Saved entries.
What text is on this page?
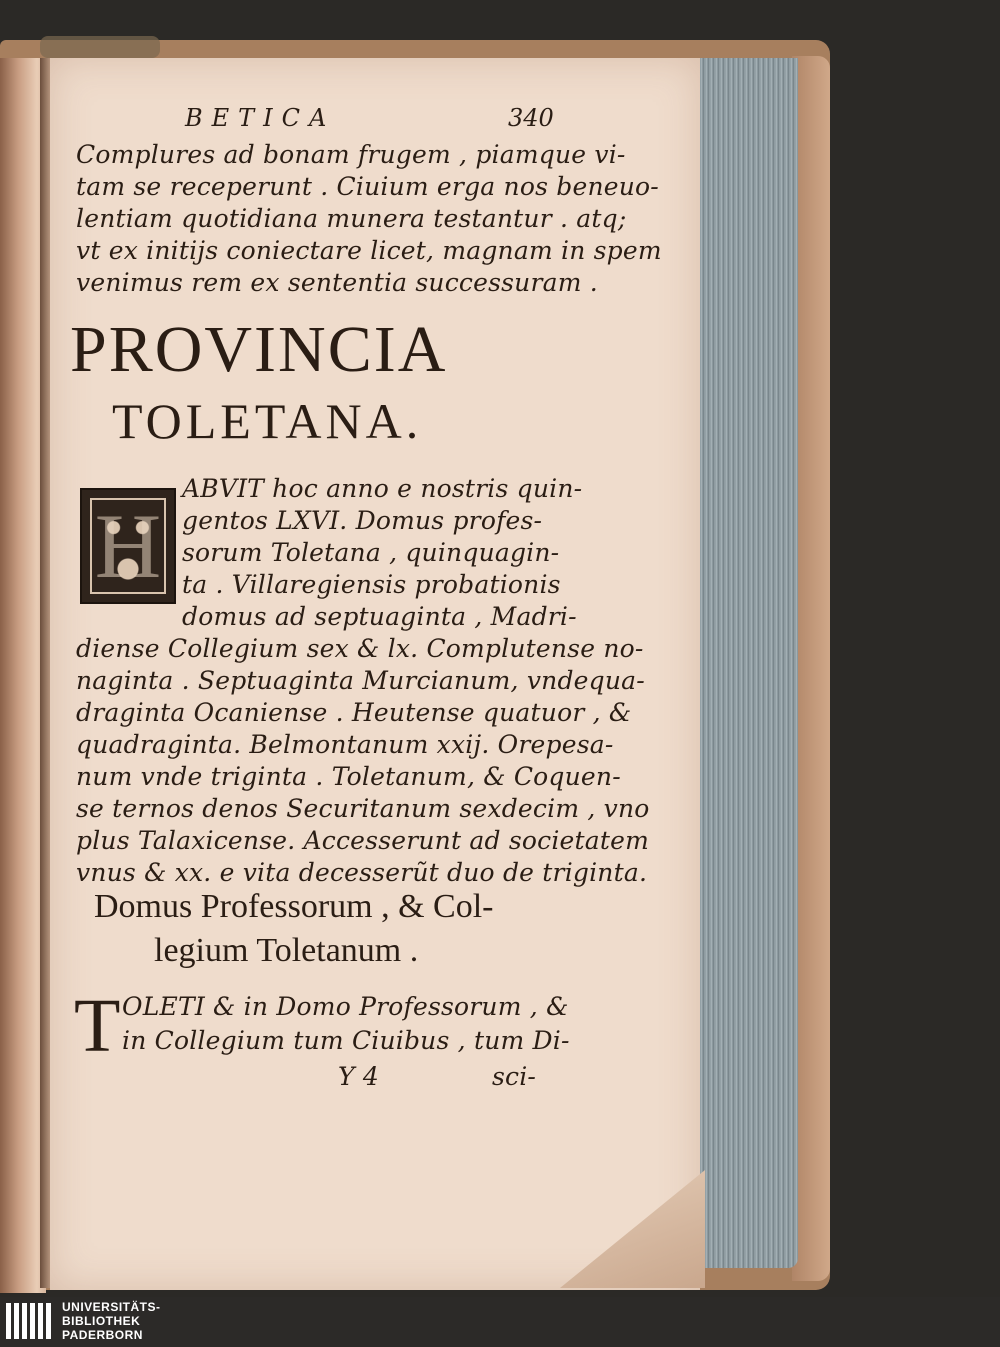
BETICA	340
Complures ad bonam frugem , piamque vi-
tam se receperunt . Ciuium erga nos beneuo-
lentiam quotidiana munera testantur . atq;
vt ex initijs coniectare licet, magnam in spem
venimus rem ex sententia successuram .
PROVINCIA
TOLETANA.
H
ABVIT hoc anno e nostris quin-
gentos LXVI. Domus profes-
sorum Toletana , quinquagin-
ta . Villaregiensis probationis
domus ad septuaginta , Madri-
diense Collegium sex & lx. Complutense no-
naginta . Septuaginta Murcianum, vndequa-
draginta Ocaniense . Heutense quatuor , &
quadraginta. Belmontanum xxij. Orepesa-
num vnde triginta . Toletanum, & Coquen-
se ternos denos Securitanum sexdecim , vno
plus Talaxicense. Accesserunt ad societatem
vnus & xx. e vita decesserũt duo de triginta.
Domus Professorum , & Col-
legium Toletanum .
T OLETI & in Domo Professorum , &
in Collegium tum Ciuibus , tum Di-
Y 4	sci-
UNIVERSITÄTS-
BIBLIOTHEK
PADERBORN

Your goal. Where a line holds "Collegium", copy that line.

Complete answer.
diense Collegium sex & lx. Complutense no-
in Collegium tum Ciuibus , tum Di-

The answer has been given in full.